[START INPUT]

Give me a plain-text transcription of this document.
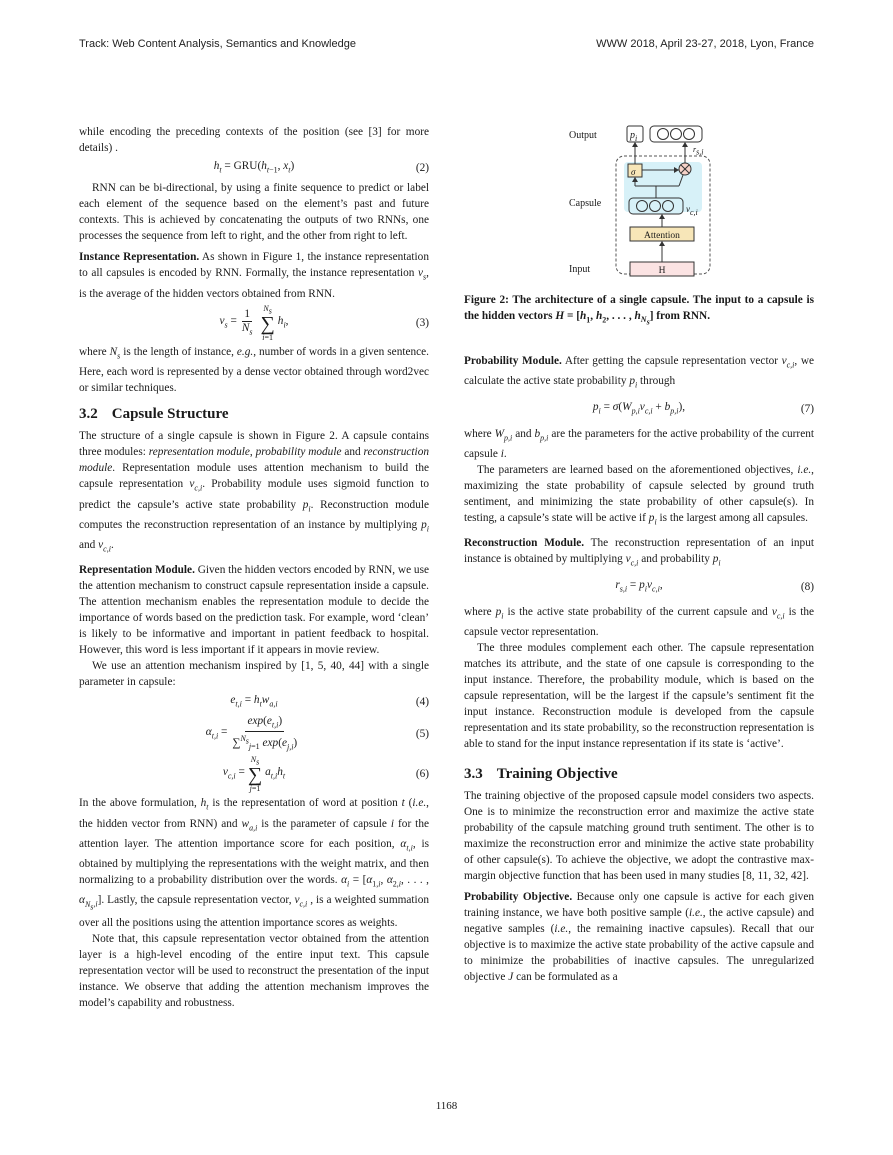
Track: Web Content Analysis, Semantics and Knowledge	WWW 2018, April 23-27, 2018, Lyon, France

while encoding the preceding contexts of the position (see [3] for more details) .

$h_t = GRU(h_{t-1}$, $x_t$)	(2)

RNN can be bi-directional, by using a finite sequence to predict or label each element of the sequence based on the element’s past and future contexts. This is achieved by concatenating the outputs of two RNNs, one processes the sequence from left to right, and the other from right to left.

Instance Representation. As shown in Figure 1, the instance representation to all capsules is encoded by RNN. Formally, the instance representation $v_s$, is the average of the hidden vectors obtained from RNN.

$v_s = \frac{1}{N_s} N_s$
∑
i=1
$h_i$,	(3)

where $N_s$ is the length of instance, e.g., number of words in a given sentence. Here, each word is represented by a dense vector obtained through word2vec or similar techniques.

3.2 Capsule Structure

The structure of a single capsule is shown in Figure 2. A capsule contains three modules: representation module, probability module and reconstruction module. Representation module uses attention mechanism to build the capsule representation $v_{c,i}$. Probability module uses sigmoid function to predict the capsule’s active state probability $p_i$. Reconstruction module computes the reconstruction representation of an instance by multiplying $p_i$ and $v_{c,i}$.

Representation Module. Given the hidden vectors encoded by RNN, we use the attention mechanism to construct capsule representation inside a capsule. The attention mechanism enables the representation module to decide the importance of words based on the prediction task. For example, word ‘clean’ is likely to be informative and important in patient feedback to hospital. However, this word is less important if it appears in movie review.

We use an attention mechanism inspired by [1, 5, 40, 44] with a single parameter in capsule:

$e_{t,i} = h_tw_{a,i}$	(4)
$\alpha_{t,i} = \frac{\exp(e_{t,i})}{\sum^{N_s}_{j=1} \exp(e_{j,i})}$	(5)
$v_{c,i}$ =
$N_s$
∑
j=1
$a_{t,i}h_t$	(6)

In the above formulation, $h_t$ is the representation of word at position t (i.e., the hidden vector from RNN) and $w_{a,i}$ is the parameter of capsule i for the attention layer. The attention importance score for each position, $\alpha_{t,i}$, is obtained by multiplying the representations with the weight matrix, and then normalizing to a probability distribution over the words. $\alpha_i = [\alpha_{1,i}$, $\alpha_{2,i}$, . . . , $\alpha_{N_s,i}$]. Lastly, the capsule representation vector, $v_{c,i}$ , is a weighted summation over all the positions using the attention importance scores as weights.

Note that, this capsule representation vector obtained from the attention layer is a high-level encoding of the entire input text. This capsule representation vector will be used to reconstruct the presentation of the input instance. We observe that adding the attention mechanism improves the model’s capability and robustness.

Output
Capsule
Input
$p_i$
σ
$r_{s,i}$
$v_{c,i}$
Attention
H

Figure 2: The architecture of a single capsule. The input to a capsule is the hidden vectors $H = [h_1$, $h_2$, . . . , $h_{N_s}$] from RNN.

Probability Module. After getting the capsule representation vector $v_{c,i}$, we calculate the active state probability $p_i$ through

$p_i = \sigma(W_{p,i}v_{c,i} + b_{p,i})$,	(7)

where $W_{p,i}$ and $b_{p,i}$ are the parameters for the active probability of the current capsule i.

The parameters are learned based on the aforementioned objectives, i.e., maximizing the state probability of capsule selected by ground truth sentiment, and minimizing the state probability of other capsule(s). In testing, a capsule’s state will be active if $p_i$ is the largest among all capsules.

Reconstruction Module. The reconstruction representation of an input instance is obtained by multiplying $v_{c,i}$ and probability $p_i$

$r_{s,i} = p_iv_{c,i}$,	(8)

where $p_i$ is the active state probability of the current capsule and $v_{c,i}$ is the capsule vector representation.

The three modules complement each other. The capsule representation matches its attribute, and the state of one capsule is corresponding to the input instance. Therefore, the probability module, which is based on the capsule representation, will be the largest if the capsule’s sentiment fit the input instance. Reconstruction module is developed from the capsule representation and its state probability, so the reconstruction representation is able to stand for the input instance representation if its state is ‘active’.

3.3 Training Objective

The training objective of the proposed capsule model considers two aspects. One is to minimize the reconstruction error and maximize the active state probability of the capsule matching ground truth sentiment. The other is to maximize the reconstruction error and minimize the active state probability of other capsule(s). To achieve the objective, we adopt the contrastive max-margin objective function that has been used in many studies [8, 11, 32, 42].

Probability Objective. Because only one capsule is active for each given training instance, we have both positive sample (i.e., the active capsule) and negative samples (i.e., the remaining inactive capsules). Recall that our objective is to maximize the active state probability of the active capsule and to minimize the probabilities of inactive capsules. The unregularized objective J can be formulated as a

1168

[END INPUT]

DO THIS: Gather up every line from the listing above in which the word "current" occurs.

SOLUTION:
where $W_{p,i}$ and $b_{p,i}$ are the parameters for the active probability of the current capsule i.
where $p_i$ is the active state probability of the current capsule and $v_{c,i}$ is the capsule vector representation.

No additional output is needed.